Required task -
Return all the data below as it stands, minus the pictures.

Input rows -
==============================

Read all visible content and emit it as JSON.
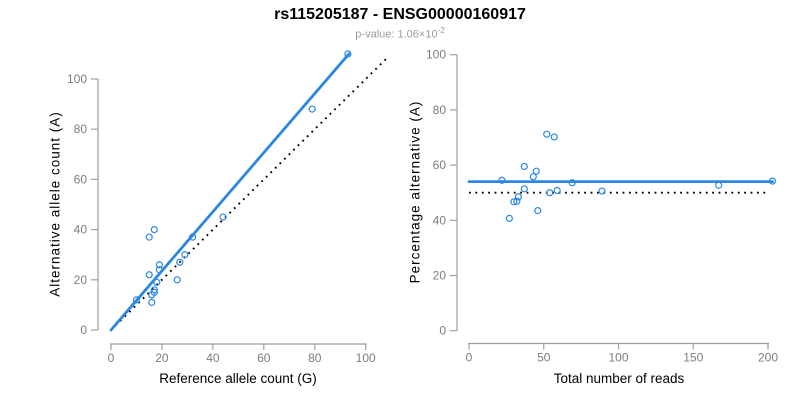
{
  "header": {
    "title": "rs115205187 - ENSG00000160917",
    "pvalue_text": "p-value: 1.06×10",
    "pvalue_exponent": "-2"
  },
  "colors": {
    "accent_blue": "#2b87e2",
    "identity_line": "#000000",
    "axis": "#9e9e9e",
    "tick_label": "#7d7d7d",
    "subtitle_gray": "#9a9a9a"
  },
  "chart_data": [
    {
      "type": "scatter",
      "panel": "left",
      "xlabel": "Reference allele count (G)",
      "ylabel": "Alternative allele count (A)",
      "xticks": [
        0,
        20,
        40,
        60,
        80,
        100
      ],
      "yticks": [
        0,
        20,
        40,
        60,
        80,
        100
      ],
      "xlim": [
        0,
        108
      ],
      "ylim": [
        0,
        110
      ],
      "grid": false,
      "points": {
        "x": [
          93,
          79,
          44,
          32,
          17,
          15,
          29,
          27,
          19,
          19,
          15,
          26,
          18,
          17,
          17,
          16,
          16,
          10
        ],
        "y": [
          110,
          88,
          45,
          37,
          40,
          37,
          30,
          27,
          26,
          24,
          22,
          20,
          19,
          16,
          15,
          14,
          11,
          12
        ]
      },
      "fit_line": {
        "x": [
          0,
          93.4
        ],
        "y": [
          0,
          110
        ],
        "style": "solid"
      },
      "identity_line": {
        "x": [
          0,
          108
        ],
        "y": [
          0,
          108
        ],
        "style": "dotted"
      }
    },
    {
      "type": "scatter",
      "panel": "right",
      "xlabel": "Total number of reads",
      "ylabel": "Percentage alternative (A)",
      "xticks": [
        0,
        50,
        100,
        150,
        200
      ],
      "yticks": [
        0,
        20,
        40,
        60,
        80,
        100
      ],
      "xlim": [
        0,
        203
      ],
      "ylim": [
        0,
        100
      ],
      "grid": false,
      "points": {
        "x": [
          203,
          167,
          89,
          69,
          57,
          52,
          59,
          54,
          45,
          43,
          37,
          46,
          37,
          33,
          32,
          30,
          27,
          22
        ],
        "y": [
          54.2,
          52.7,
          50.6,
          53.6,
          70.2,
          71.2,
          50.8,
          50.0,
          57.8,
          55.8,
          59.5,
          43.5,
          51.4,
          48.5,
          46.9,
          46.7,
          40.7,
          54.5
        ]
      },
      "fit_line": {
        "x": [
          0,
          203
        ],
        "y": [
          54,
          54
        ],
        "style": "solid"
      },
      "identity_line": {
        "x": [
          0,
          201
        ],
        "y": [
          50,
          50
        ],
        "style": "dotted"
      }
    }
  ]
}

==============================

Correct answer -
Read all visible content and emit it as JSON.
{
  "header": {
    "title": "rs115205187 - ENSG00000160917",
    "pvalue_text": "p-value: 1.06×10",
    "pvalue_exponent": "-2"
  },
  "colors": {
    "accent_blue": "#2b87e2",
    "identity_line": "#000000",
    "axis": "#9e9e9e",
    "tick_label": "#7d7d7d",
    "subtitle_gray": "#9a9a9a"
  },
  "chart_data": [
    {
      "type": "scatter",
      "panel": "left",
      "xlabel": "Reference allele count (G)",
      "ylabel": "Alternative allele count (A)",
      "xticks": [
        0,
        20,
        40,
        60,
        80,
        100
      ],
      "yticks": [
        0,
        20,
        40,
        60,
        80,
        100
      ],
      "xlim": [
        0,
        108
      ],
      "ylim": [
        0,
        110
      ],
      "grid": false,
      "points": {
        "x": [
          93,
          79,
          44,
          32,
          17,
          15,
          29,
          27,
          19,
          19,
          15,
          26,
          18,
          17,
          17,
          16,
          16,
          10
        ],
        "y": [
          110,
          88,
          45,
          37,
          40,
          37,
          30,
          27,
          26,
          24,
          22,
          20,
          19,
          16,
          15,
          14,
          11,
          12
        ]
      },
      "fit_line": {
        "x": [
          0,
          93.4
        ],
        "y": [
          0,
          110
        ],
        "style": "solid"
      },
      "identity_line": {
        "x": [
          0,
          108
        ],
        "y": [
          0,
          108
        ],
        "style": "dotted"
      }
    },
    {
      "type": "scatter",
      "panel": "right",
      "xlabel": "Total number of reads",
      "ylabel": "Percentage alternative (A)",
      "xticks": [
        0,
        50,
        100,
        150,
        200
      ],
      "yticks": [
        0,
        20,
        40,
        60,
        80,
        100
      ],
      "xlim": [
        0,
        203
      ],
      "ylim": [
        0,
        100
      ],
      "grid": false,
      "points": {
        "x": [
          203,
          167,
          89,
          69,
          57,
          52,
          59,
          54,
          45,
          43,
          37,
          46,
          37,
          33,
          32,
          30,
          27,
          22
        ],
        "y": [
          54.2,
          52.7,
          50.6,
          53.6,
          70.2,
          71.2,
          50.8,
          50.0,
          57.8,
          55.8,
          59.5,
          43.5,
          51.4,
          48.5,
          46.9,
          46.7,
          40.7,
          54.5
        ]
      },
      "fit_line": {
        "x": [
          0,
          203
        ],
        "y": [
          54,
          54
        ],
        "style": "solid"
      },
      "identity_line": {
        "x": [
          0,
          201
        ],
        "y": [
          50,
          50
        ],
        "style": "dotted"
      }
    }
  ]
}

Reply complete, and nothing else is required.